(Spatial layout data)
________________________________________

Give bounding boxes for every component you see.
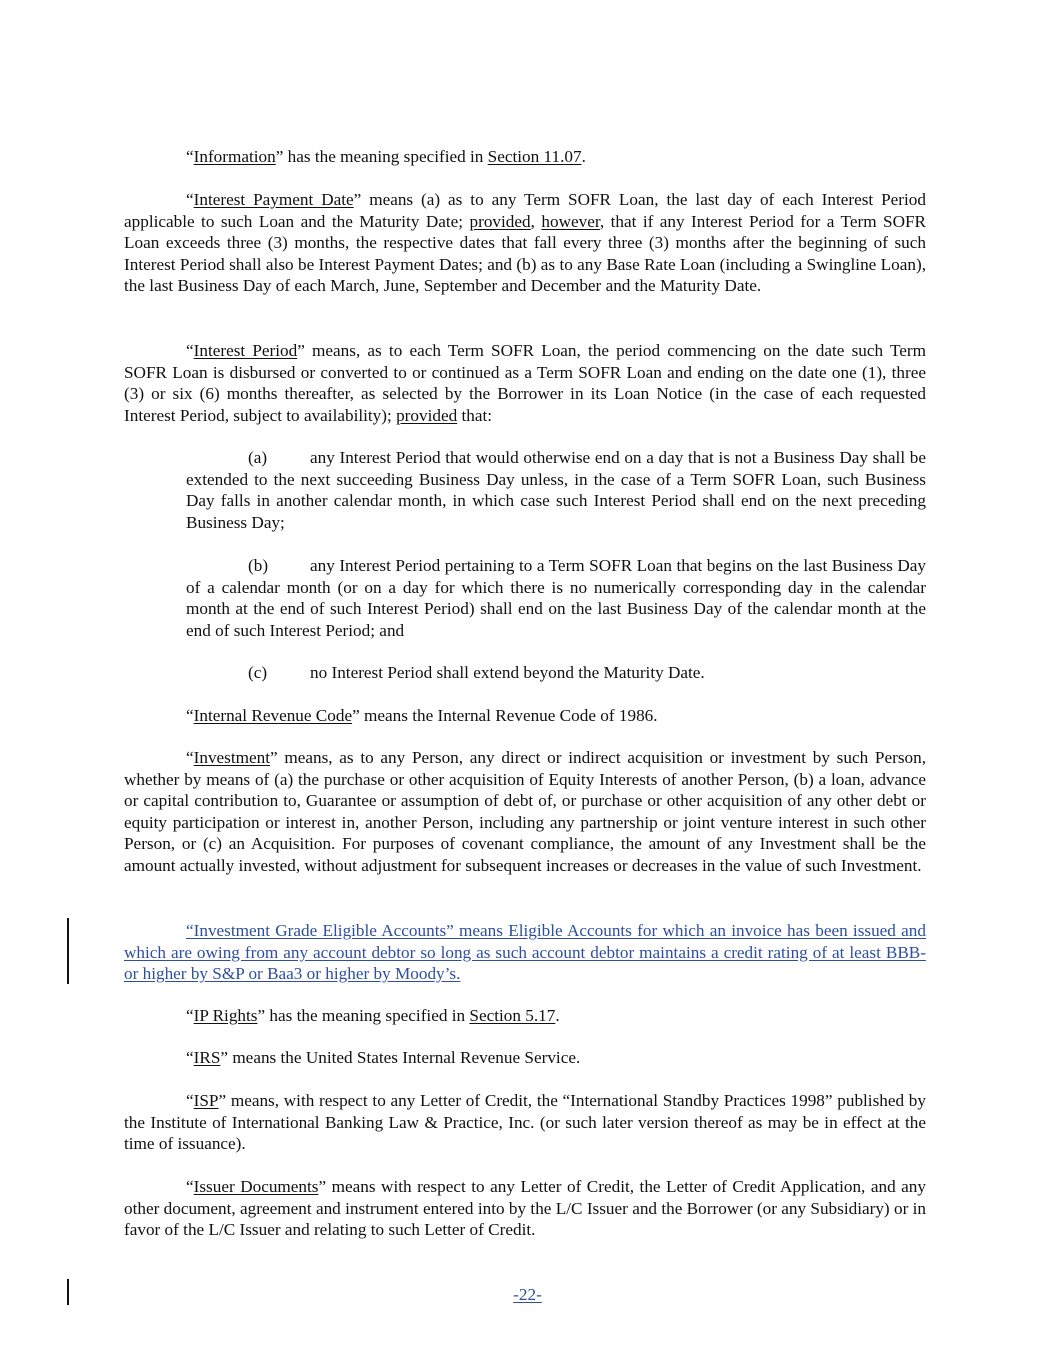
change-bar (67, 918, 69, 984)
clause-label: (c) (248, 663, 268, 682)
section-reference: Section 11.07 (487, 147, 582, 166)
defined-term: Interest Period (193, 341, 298, 360)
definition-investment: “Investment” means, as to any Person, any direct or indirect acquisition or investment by such Person, whether by means of (a) the purchase or other acquisition of Equity Interests of another Person, (b) a loan, advance or capital contribution to, Guarantee or assumption of debt of, or purchase or other acquisition of any other debt or equity participation or interest in, another Person, including any partnership or joint venture interest in such other Person, or (c) an Acquisition. For purposes of covenant compliance, the amount of any Investment shall be the amount actually invested, without adjustment for subsequent increases or decreases in the value of such Investment. (124, 748, 926, 875)
section-reference: Section 5.17 (469, 1006, 556, 1025)
defined-term: Information (193, 147, 276, 166)
definition-interest-period: “Interest Period” means, as to each Term SOFR Loan, the period commencing on the date such Term SOFR Loan is disbursed or converted to or continued as a Term SOFR Loan and ending on the date one (1), three (3) or six (6) months thereafter, as selected by the Borrower in its Loan Notice (in the case of each requested Interest Period, subject to availability); provided that: (124, 341, 926, 425)
defined-term: Issuer Documents (193, 1177, 319, 1196)
clause-c: (c) no Interest Period shall extend beyond the Maturity Date. (248, 663, 705, 682)
definition-irs: “IRS” means the United States Internal Revenue Service. (186, 1048, 581, 1067)
defined-term: Interest Payment Date (193, 190, 354, 209)
page-number: -22- (513, 1285, 542, 1304)
provided-term: provided (469, 211, 531, 231)
defined-term: Internal Revenue Code (193, 706, 353, 725)
inserted-text: “Investment Grade Eligible Accounts” means Eligible Accounts for which an invoice has been issued and which are owing from any account debtor so long as such account debtor maintains a credit rating of at least BBB- or higher by S&P or Baa3 or higher by Moody’s. (124, 921, 926, 984)
definition-investment-grade-eligible-accounts (124, 920, 926, 985)
clause-label: (b) (248, 556, 269, 575)
definition-ip-rights: “IP Rights” has the meaning specified in Section 5.17. (186, 1006, 560, 1025)
clause-a: (a) any Interest Period that would otherwise end on a day that is not a Business Day shall be extended to the next succeeding Business Day unless, in the case of a Term SOFR Loan, such Business Day falls in another calendar month, in which case such Interest Period shall end on the next preceding Business Day; (186, 448, 926, 532)
however-term: however (541, 211, 600, 231)
definition-issuer-documents: “Issuer Documents” means with respect to any Letter of Credit, the Letter of Credit Application, and any other document, agreement and instrument entered into by the L/C Issuer and the Borrower (or any Subsidiary) or in favor of the L/C Issuer and relating to such Letter of Credit. (124, 1177, 926, 1240)
defined-term: IRS (193, 1048, 221, 1067)
defined-term: IP Rights (193, 1006, 258, 1025)
clause-b: (b) any Interest Period pertaining to a Term SOFR Loan that begins on the last Business Day of a calendar month (or on a day for which there is no numerically corresponding day in the calendar month at the end of such Interest Period) shall end on the last Business Day of the calendar month at the end of such Interest Period; and (186, 556, 926, 640)
provided-term: provided (396, 405, 458, 425)
definition-isp: “ISP” means, with respect to any Letter of Credit, the “International Standby Practices 1998” published by the Institute of International Banking Law & Practice, Inc. (or such later version thereof as may be in effect at the time of issuance). (124, 1091, 926, 1154)
definition-interest-payment-date: “Interest Payment Date” means (a) as to any Term SOFR Loan, the last day of each Interest Period applicable to such Loan and the Maturity Date; provided, however, that if any Interest Period for a Term SOFR Loan exceeds three (3) months, the respective dates that fall every three (3) months after the beginning of such Interest Period shall also be Interest Payment Dates; and (b) as to any Base Rate Loan (including a Swingline Loan), the last Business Day of each March, June, September and December and the Maturity Date. (124, 190, 927, 296)
defined-term: ISP (193, 1091, 219, 1110)
definition-internal-revenue-code: “Internal Revenue Code” means the Internal Revenue Code of 1986. (186, 706, 658, 725)
definition-information: “Information” has the meaning specified in Section 11.07. (186, 147, 586, 166)
clause-label: (a) (248, 448, 268, 467)
defined-term: Investment (193, 748, 271, 767)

________________________________________

PROMPT: Retype the lines of the records from the line with "change-bar (67, 918, 69, 984)" to the line with "clause-label: (b) (248, 556, 269, 575)", both included, exactly as they appear.

TASK OUTPUT:
change-bar (67, 918, 69, 984)
clause-label: (c) (248, 663, 268, 682)
section-reference: Section 11.07 (487, 147, 582, 166)
defined-term: Interest Period (193, 341, 298, 360)
definition-investment: “Investment” means, as to any Person, any direct or indirect acquisition or investment by such Person, whether by means of (a) the purchase or other acquisition of Equity Interests of another Person, (b) a loan, advance or capital contribution to, Guarantee or assumption of debt of, or purchase or other acquisition of any other debt or equity participation or interest in, another Person, including any partnership or joint venture interest in such other Person, or (c) an Acquisition. For purposes of covenant compliance, the amount of any Investment shall be the amount actually invested, without adjustment for subsequent increases or decreases in the value of such Investment. (124, 748, 926, 875)
section-reference: Section 5.17 (469, 1006, 556, 1025)
defined-term: Information (193, 147, 276, 166)
definition-interest-period: “Interest Period” means, as to each Term SOFR Loan, the period commencing on the date such Term SOFR Loan is disbursed or converted to or continued as a Term SOFR Loan and ending on the date one (1), three (3) or six (6) months thereafter, as selected by the Borrower in its Loan Notice (in the case of each requested Interest Period, subject to availability); provided that: (124, 341, 926, 425)
defined-term: Issuer Documents (193, 1177, 319, 1196)
clause-c: (c) no Interest Period shall extend beyond the Maturity Date. (248, 663, 705, 682)
definition-irs: “IRS” means the United States Internal Revenue Service. (186, 1048, 581, 1067)
defined-term: Interest Payment Date (193, 190, 354, 209)
page-number: -22- (513, 1285, 542, 1304)
provided-term: provided (469, 211, 531, 231)
defined-term: Internal Revenue Code (193, 706, 353, 725)
inserted-text: “Investment Grade Eligible Accounts” means Eligible Accounts for which an invoice has been issued and which are owing from any account debtor so long as such account debtor maintains a credit rating of at least BBB- or higher by S&P or Baa3 or higher by Moody’s. (124, 921, 926, 984)
definition-investment-grade-eligible-accounts (124, 920, 926, 985)
clause-label: (b) (248, 556, 269, 575)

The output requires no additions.